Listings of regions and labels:
+ + + + +

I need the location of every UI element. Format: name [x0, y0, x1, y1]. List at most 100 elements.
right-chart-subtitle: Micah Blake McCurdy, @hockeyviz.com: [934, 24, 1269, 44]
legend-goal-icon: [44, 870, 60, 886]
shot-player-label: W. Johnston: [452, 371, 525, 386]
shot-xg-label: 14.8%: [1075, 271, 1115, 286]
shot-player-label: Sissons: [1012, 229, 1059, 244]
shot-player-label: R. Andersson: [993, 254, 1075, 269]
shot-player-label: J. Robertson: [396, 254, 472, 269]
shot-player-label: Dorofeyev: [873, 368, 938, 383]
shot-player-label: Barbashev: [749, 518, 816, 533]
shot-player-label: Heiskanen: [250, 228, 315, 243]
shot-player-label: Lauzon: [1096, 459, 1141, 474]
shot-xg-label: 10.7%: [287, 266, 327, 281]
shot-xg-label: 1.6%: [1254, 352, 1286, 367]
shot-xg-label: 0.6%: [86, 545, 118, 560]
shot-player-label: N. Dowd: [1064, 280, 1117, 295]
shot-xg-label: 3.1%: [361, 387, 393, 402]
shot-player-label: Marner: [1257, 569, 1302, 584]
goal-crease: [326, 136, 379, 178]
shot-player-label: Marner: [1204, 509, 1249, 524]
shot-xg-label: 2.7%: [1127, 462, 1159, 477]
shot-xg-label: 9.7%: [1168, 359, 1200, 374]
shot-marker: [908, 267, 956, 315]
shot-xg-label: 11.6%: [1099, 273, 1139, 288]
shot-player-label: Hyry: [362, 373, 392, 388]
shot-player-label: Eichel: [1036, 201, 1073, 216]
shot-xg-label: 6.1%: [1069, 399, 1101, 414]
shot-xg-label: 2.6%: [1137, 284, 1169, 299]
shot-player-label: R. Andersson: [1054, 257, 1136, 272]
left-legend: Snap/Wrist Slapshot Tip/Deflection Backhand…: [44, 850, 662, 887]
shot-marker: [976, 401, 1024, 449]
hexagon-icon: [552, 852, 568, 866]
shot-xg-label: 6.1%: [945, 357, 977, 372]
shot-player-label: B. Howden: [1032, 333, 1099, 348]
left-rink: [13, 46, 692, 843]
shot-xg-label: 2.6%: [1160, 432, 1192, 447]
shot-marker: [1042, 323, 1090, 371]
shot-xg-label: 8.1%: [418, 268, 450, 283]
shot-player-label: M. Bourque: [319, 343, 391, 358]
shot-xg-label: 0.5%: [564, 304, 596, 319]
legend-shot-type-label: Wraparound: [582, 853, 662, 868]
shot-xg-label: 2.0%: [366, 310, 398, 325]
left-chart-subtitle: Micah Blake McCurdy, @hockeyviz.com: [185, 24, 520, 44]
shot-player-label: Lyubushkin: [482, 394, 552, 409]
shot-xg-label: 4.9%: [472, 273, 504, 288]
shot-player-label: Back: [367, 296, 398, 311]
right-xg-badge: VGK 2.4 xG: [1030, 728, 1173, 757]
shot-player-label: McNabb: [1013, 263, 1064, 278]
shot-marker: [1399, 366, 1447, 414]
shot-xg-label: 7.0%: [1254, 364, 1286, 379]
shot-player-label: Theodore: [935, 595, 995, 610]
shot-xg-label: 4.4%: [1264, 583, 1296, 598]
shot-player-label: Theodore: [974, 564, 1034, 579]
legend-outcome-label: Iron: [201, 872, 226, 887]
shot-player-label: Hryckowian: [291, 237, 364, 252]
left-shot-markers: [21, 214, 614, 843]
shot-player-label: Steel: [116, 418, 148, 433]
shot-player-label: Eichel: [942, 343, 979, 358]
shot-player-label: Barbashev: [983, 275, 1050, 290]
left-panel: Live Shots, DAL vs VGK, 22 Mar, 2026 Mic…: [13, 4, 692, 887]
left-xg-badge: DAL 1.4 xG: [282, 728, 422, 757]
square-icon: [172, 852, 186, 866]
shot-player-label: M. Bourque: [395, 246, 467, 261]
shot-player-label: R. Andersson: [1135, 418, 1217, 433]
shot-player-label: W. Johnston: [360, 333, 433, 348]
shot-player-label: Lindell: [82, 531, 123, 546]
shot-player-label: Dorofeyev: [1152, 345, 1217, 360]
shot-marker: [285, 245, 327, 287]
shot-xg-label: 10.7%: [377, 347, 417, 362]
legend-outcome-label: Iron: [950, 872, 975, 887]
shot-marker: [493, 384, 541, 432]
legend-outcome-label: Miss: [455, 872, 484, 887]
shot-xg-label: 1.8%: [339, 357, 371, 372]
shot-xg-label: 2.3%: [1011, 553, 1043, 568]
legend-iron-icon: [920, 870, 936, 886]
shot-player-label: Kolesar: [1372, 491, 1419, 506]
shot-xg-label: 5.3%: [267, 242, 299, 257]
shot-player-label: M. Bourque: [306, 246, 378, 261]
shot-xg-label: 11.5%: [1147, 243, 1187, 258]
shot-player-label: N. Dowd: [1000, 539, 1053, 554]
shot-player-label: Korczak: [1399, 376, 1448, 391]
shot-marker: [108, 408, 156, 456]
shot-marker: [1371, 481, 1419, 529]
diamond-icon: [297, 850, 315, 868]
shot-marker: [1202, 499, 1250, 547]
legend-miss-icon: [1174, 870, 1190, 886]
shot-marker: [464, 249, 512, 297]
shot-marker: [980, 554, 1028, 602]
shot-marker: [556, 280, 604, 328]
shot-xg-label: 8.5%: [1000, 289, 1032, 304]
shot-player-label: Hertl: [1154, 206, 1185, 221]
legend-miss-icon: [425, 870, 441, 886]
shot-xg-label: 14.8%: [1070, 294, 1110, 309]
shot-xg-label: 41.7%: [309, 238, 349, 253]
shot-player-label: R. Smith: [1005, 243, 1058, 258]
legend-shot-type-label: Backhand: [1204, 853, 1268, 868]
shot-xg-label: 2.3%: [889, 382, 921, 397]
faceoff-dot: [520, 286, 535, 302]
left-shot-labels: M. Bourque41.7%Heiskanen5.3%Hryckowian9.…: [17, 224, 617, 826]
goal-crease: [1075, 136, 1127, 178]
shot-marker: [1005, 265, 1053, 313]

+ + + + +

### TASK TO COMPLETE
Format every line of the items above as a JSON list of strings, one string per line, skipping blank lines.

### THE RESPONSE
[
  "I need the location of every UI element. Format: name [x0, y0, x1, y1]. List at most 100 elements.",
  "right-chart-subtitle: Micah Blake McCurdy, @hockeyviz.com: [934, 24, 1269, 44]",
  "legend-goal-icon: [44, 870, 60, 886]",
  "shot-player-label: W. Johnston: [452, 371, 525, 386]",
  "shot-xg-label: 14.8%: [1075, 271, 1115, 286]",
  "shot-player-label: Sissons: [1012, 229, 1059, 244]",
  "shot-player-label: R. Andersson: [993, 254, 1075, 269]",
  "shot-player-label: J. Robertson: [396, 254, 472, 269]",
  "shot-player-label: Dorofeyev: [873, 368, 938, 383]",
  "shot-player-label: Barbashev: [749, 518, 816, 533]",
  "shot-player-label: Heiskanen: [250, 228, 315, 243]",
  "shot-player-label: Lauzon: [1096, 459, 1141, 474]",
  "shot-xg-label: 10.7%: [287, 266, 327, 281]",
  "shot-xg-label: 1.6%: [1254, 352, 1286, 367]",
  "shot-xg-label: 0.6%: [86, 545, 118, 560]",
  "shot-player-label: N. Dowd: [1064, 280, 1117, 295]",
  "shot-xg-label: 3.1%: [361, 387, 393, 402]",
  "shot-player-label: Marner: [1257, 569, 1302, 584]",
  "goal-crease: [326, 136, 379, 178]",
  "shot-player-label: Marner: [1204, 509, 1249, 524]",
  "shot-xg-label: 2.7%: [1127, 462, 1159, 477]",
  "shot-xg-label: 9.7%: [1168, 359, 1200, 374]",
  "shot-marker: [908, 267, 956, 315]",
  "shot-xg-label: 11.6%: [1099, 273, 1139, 288]",
  "shot-player-label: Hyry: [362, 373, 392, 388]",
  "shot-player-label: Eichel: [1036, 201, 1073, 216]",
  "shot-xg-label: 6.1%: [1069, 399, 1101, 414]",
  "shot-xg-label: 2.6%: [1137, 284, 1169, 299]",
  "shot-player-label: R. Andersson: [1054, 257, 1136, 272]",
  "left-legend: Snap/Wrist Slapshot Tip/Deflection Backhand…: [44, 850, 662, 887]",
  "shot-marker: [976, 401, 1024, 449]",
  "hexagon-icon: [552, 852, 568, 866]",
  "shot-xg-label: 6.1%: [945, 357, 977, 372]",
  "shot-player-label: B. Howden: [1032, 333, 1099, 348]",
  "left-rink: [13, 46, 692, 843]",
  "shot-xg-label: 2.6%: [1160, 432, 1192, 447]",
  "shot-marker: [1042, 323, 1090, 371]",
  "shot-xg-label: 8.1%: [418, 268, 450, 283]",
  "shot-player-label: M. Bourque: [319, 343, 391, 358]",
  "shot-xg-label: 0.5%: [564, 304, 596, 319]",
  "legend-shot-type-label: Wraparound: [582, 853, 662, 868]",
  "shot-xg-label: 2.0%: [366, 310, 398, 325]",
  "left-chart-subtitle: Micah Blake McCurdy, @hockeyviz.com: [185, 24, 520, 44]",
  "shot-player-label: Lyubushkin: [482, 394, 552, 409]",
  "shot-xg-label: 4.9%: [472, 273, 504, 288]",
  "shot-player-label: Back: [367, 296, 398, 311]",
  "right-xg-badge: VGK 2.4 xG: [1030, 728, 1173, 757]",
  "shot-player-label: McNabb: [1013, 263, 1064, 278]",
  "shot-marker: [1399, 366, 1447, 414]",
  "shot-xg-label: 7.0%: [1254, 364, 1286, 379]",
  "shot-player-label: Theodore: [935, 595, 995, 610]",
  "shot-xg-label: 4.4%: [1264, 583, 1296, 598]",
  "shot-player-label: Theodore: [974, 564, 1034, 579]",
  "legend-outcome-label: Iron: [201, 872, 226, 887]",
  "shot-player-label: Hryckowian: [291, 237, 364, 252]",
  "left-shot-markers: [21, 214, 614, 843]",
  "shot-player-label: Steel: [116, 418, 148, 433]",
  "shot-player-label: Eichel: [942, 343, 979, 358]",
  "shot-player-label: Barbashev: [983, 275, 1050, 290]",
  "left-panel: Live Shots, DAL vs VGK, 22 Mar, 2026 Mic…: [13, 4, 692, 887]",
  "left-xg-badge: DAL 1.4 xG: [282, 728, 422, 757]",
  "square-icon: [172, 852, 186, 866]",
  "shot-player-label: M. Bourque: [395, 246, 467, 261]",
  "shot-player-label: R. Andersson: [1135, 418, 1217, 433]",
  "shot-player-label: W. Johnston: [360, 333, 433, 348]",
  "shot-player-label: Lindell: [82, 531, 123, 546]",
  "shot-player-label: Dorofeyev: [1152, 345, 1217, 360]",
  "shot-marker: [285, 245, 327, 287]",
  "shot-xg-label: 10.7%: [377, 347, 417, 362]",
  "legend-outcome-label: Iron: [950, 872, 975, 887]",
  "shot-marker: [493, 384, 541, 432]",
  "legend-outcome-label: Miss: [455, 872, 484, 887]",
  "shot-xg-label: 1.8%: [339, 357, 371, 372]",
  "shot-xg-label: 2.3%: [1011, 553, 1043, 568]",
  "legend-iron-icon: [920, 870, 936, 886]",
  "shot-player-label: Kolesar: [1372, 491, 1419, 506]",
  "shot-xg-label: 5.3%: [267, 242, 299, 257]",
  "shot-player-label: M. Bourque: [306, 246, 378, 261]",
  "shot-xg-label: 11.5%: [1147, 243, 1187, 258]",
  "shot-player-label: N. Dowd: [1000, 539, 1053, 554]",
  "shot-player-label: Korczak: [1399, 376, 1448, 391]",
  "shot-marker: [108, 408, 156, 456]",
  "shot-marker: [1371, 481, 1419, 529]",
  "diamond-icon: [297, 850, 315, 868]",
  "shot-marker: [1202, 499, 1250, 547]",
  "legend-miss-icon: [1174, 870, 1190, 886]",
  "shot-marker: [464, 249, 512, 297]",
  "shot-marker: [980, 554, 1028, 602]",
  "shot-marker: [556, 280, 604, 328]",
  "shot-xg-label: 8.5%: [1000, 289, 1032, 304]",
  "shot-player-label: Hertl: [1154, 206, 1185, 221]",
  "legend-miss-icon: [425, 870, 441, 886]",
  "shot-xg-label: 14.8%: [1070, 294, 1110, 309]",
  "shot-xg-label: 41.7%: [309, 238, 349, 253]",
  "shot-player-label: R. Smith: [1005, 243, 1058, 258]",
  "legend-shot-type-label: Backhand: [1204, 853, 1268, 868]",
  "shot-xg-label: 2.3%: [889, 382, 921, 397]",
  "faceoff-dot: [520, 286, 535, 302]",
  "left-shot-labels: M. Bourque41.7%Heiskanen5.3%Hryckowian9.…: [17, 224, 617, 826]",
  "goal-crease: [1075, 136, 1127, 178]",
  "shot-marker: [1005, 265, 1053, 313]"
]